> **Data to use**
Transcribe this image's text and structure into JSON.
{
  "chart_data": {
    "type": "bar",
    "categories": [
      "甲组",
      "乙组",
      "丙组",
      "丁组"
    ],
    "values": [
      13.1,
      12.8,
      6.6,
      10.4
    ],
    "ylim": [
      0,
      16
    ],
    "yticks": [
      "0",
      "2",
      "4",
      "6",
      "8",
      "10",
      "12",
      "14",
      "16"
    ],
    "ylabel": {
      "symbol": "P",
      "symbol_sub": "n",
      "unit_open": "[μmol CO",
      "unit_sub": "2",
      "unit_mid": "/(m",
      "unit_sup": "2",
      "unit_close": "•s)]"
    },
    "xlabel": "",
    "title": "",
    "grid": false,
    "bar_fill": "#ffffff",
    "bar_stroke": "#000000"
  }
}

> **What needs to be done**
Print every entry exactly as it appears.

> **Answer to this exercise**
Transcribe this image's text and structure into JSON.
{
  "chart_data": {
    "type": "bar",
    "categories": [
      "甲组",
      "乙组",
      "丙组",
      "丁组"
    ],
    "values": [
      13.1,
      12.8,
      6.6,
      10.4
    ],
    "ylim": [
      0,
      16
    ],
    "yticks": [
      "0",
      "2",
      "4",
      "6",
      "8",
      "10",
      "12",
      "14",
      "16"
    ],
    "ylabel": {
      "symbol": "P",
      "symbol_sub": "n",
      "unit_open": "[μmol CO",
      "unit_sub": "2",
      "unit_mid": "/(m",
      "unit_sup": "2",
      "unit_close": "•s)]"
    },
    "xlabel": "",
    "title": "",
    "grid": false,
    "bar_fill": "#ffffff",
    "bar_stroke": "#000000"
  }
}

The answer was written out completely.